■ Yang harus dikerjakan
Cari setiap baris dalam bahan di bawah yang memuat kata "skin", lalu salin baris-baris itu.
======== Bahan latihan ========
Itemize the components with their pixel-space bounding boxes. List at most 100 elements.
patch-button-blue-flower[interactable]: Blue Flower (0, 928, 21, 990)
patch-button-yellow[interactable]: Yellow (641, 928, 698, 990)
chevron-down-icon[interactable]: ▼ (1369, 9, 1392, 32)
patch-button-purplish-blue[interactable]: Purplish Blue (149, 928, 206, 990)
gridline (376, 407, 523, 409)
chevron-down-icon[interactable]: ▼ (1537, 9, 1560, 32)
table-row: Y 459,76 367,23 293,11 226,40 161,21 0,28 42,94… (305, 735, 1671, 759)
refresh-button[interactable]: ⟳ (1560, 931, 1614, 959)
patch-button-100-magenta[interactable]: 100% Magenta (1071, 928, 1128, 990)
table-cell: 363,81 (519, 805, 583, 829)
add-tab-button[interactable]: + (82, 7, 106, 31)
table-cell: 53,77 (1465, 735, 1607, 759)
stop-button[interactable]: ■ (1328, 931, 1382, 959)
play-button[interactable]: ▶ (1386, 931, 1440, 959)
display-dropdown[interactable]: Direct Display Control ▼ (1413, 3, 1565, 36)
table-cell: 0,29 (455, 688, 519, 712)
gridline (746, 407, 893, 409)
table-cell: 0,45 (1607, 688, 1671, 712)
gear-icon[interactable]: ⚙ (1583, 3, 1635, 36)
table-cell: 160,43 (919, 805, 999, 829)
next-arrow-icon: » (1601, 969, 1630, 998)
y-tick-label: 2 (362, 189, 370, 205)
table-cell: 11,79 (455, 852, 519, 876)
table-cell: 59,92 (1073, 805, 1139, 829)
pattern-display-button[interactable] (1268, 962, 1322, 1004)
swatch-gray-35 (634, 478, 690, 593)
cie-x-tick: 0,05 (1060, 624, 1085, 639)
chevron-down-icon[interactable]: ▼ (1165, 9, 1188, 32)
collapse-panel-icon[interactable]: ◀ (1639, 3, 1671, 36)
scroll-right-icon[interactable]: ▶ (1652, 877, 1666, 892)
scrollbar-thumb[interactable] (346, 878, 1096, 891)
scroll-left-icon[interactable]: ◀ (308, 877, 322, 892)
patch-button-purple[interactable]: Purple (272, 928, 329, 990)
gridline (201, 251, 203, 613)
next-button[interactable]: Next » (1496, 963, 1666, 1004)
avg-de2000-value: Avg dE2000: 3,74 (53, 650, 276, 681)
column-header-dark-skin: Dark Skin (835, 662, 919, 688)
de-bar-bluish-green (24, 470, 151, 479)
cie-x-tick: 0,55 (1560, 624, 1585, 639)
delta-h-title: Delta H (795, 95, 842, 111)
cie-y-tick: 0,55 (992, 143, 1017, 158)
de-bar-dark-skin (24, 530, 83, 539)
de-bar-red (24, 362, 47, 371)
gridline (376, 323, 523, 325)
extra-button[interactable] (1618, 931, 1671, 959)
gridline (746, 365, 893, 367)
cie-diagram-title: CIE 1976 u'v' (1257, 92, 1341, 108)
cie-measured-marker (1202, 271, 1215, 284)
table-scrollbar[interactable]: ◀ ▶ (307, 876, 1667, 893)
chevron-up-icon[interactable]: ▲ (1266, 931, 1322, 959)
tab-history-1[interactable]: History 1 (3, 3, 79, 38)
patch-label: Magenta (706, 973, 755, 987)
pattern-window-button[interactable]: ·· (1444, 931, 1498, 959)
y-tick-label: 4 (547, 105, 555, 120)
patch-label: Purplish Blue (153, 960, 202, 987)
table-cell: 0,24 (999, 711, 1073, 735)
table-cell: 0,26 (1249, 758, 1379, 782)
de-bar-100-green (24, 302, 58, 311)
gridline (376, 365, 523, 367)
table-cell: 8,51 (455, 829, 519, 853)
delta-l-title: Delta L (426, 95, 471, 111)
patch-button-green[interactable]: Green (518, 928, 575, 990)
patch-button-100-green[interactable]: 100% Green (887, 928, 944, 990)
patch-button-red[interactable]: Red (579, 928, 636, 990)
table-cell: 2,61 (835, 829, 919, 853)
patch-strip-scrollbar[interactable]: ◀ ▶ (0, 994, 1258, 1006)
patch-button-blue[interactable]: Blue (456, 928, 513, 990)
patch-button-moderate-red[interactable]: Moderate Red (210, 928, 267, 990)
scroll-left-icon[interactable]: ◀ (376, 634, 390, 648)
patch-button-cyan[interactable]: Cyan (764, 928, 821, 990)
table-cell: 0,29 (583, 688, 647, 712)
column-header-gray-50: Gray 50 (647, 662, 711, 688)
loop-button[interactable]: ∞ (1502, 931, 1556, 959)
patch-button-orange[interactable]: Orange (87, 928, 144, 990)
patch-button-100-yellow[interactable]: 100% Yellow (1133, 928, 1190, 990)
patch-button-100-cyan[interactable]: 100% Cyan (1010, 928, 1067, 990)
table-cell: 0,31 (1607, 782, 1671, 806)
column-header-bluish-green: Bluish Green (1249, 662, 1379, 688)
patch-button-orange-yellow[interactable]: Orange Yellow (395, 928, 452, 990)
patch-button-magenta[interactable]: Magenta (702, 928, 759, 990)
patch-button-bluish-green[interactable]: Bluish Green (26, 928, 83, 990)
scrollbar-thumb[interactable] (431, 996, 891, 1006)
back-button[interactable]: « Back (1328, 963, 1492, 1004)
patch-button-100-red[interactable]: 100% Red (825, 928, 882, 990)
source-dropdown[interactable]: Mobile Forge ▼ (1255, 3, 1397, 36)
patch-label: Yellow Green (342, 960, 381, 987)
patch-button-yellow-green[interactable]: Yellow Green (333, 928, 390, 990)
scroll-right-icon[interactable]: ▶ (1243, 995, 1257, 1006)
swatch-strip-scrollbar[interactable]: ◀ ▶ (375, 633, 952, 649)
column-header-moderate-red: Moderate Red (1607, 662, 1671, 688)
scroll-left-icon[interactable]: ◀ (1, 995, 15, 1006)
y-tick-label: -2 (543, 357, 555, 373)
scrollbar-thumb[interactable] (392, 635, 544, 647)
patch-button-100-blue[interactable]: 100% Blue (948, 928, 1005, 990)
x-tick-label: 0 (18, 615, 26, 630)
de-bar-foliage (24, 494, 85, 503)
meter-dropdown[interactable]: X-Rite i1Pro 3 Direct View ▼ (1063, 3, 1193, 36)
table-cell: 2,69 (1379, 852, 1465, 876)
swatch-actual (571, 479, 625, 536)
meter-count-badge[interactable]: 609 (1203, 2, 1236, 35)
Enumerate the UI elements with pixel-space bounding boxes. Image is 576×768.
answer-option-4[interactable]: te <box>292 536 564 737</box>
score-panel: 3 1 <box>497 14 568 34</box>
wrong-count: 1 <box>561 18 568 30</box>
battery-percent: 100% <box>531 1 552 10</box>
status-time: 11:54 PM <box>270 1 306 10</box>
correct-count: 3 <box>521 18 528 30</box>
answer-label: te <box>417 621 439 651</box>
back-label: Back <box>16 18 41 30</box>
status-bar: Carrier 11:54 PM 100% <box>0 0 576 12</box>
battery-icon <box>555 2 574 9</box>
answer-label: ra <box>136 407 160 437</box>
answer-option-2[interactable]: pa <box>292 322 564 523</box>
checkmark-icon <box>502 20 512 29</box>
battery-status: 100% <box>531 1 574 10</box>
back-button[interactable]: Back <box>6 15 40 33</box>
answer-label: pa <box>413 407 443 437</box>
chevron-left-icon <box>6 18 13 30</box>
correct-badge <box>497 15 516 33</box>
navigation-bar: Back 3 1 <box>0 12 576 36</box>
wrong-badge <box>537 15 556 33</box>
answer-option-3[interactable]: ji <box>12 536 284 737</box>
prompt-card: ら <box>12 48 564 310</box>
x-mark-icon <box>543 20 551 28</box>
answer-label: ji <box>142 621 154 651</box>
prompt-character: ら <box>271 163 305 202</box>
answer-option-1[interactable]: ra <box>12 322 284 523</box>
========
■ Jawaban
column-header-dark-skin: Dark Skin (835, 662, 919, 688)
de-bar-dark-skin (24, 530, 83, 539)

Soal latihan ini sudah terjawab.